6. Finally, although we assumed for the sake of simplicity that
collection during a given interval was limited to only one
generation, a more-typical approach is actually to collect the
whole young generation at every interval but to collect the mature
one less frequently.
[0044] Some collectors collect the entire young generation in every
interval and may thereafter collect the mature generation
collection in the same interval. It may therefore take relatively
little time to scan all young-generation objects remaining after
young-generation collection to find references into the mature
generation. Even when such collectors do use card tables,
therefore, they often do not use them for finding young-generation
references that refer to mature-generation objects. On the other
hand, laboriously scanning the entire mature generation for
references to young-generation (or mature-generation) objects would
ordinarily take too long, so write barriers are typically used to
set card-table entries associated with the mature generation to
thereby limit the amount of memory the collector searches for
modified mature-generation references.
[0045] Write-barrier code is often inserted into mutator code in
close proximity to a corresponding reference-writing mutator
instruction. In an imprecise card-marking scheme, the write-barrier
code marks the card-table entry that corresponds to the card in
which a modified object begins. The collector responds to a
dirty-card indication (i.e., a "marked" card) by locating objects
that begin in the card, e.g., as indicated by the card's associated
card-summarization information, and scanning all the reference
fields in the located objects, even if some of the fields are
located outside the card. The "coarseness" at which reference-field
locations are summarized for the collector to scan defines the
collector's region of summarization. For instance, in an imprecise
card-marking scheme, the collector's region of summarization for a
"dirty" card corresponds to the object reference fields contained
in objects beginning in that card.
[0046] In a precise card-marking scheme, the write barrier marks
the card-table entry that corresponds to the card in which a
modified field is located. The collector responds to a dirty-card
indication by examining the references located in the marked card.
The collector then scans each of the located reference fields in
the card, which defines the collector's region of summarization in
the precise card-marking scheme. FIG. 7 illustrates exemplary
write-barrier code for precise card-marking that corresponds to a
mutator instruction that stores a reference value into an object
reference field.
[0047] Cards, whether treated precisely or imprecisely, may be used
by the collector to retain summarization information about the
memory locations of references across collection intervals. For
example, in their article entitled "Incremental Collection of
Mature Objects," Hudson et al. describe an incremental collection
technique called the Train algorithm, wherein portions of the heap
are individually collectible. To support this functionality, each
portion maintains a remembered set recording memory locations in
the heap that may refer to that portion. The entries in these
remembered sets may advantageously be recorded as cards even if the
write-barrier scheme used to communicate modified reference
locations does not. In such cases, the region of summarization is
still defined by the extent over which references are scanned by
the collector.
[0048] FIG. 7's line N+1 contains an assembly instruction (STW) for
storing a word-length value into an object reference field located
at an offset C from the object's starting address, while lines N+3
through N+5 illustrate the assembly instruction's corresponding
write-barrier code. In this example, the write barrier adds three
instructions not originally present in the mutator code: ADD, Shift
Right Logical (SRL) and Store Byte (STB) instructions.

### Data lines
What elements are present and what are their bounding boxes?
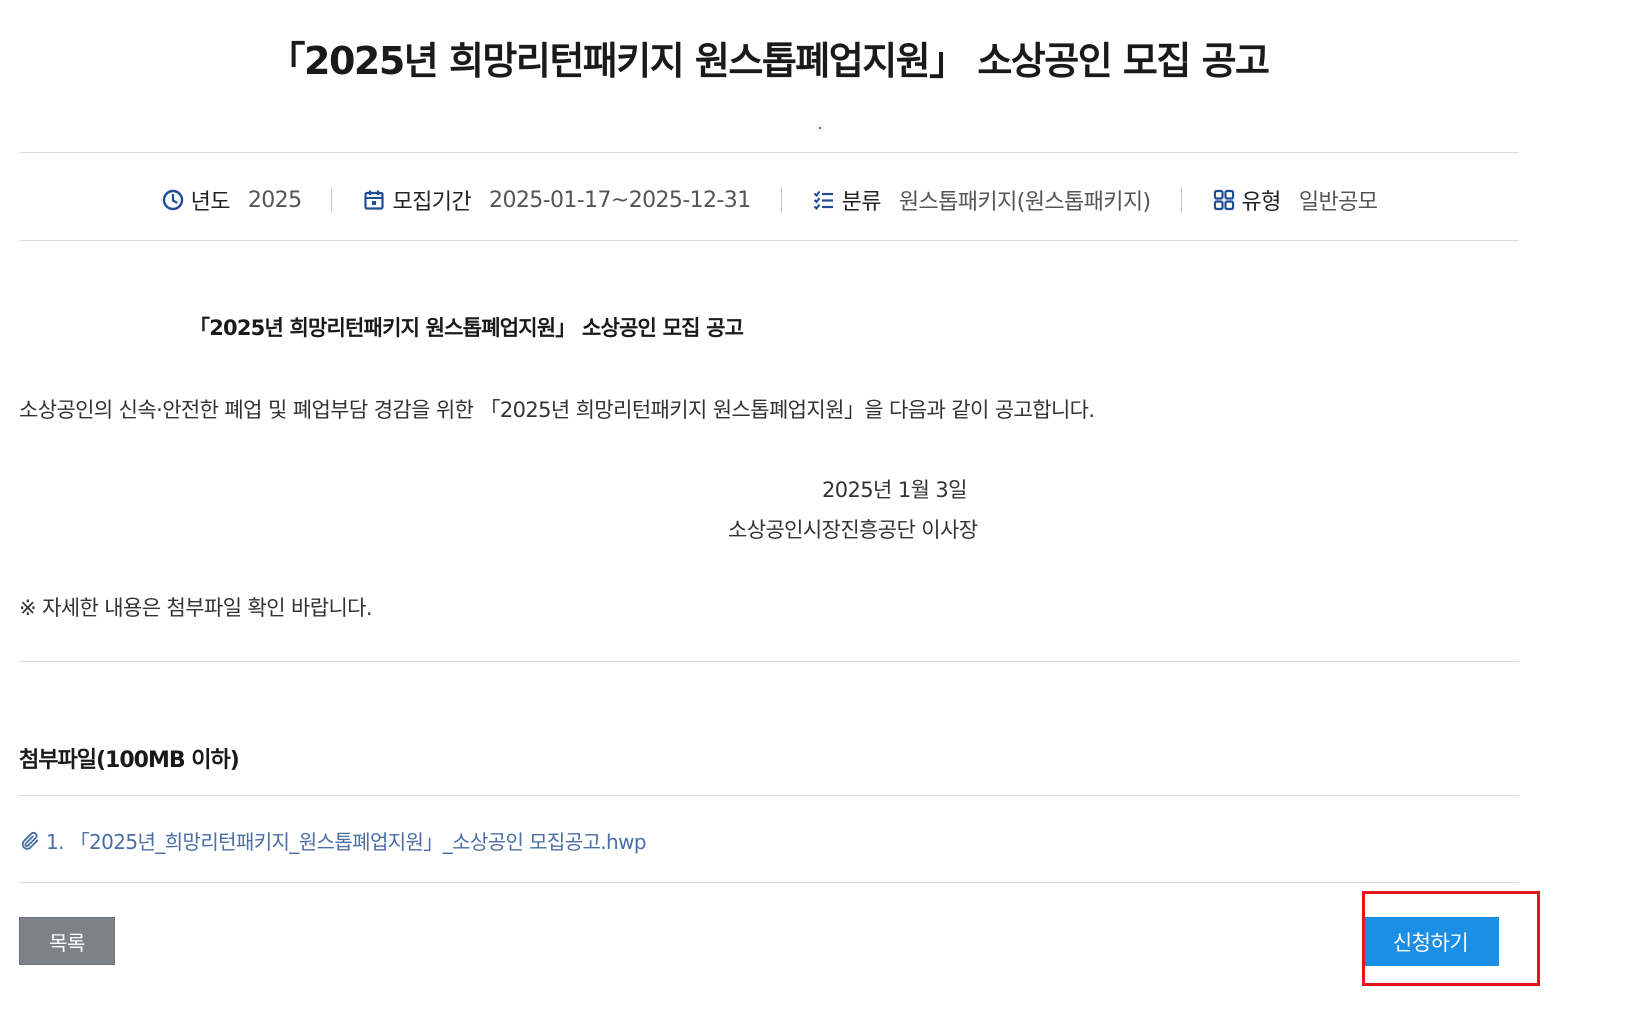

### Problem
In the card-marking passage, which three instructions does the write barrier in the FIG. 7 example add to the mutator code?

### Answer in full
ADD, Shift Right Logical (SRL) and Store Byte (STB)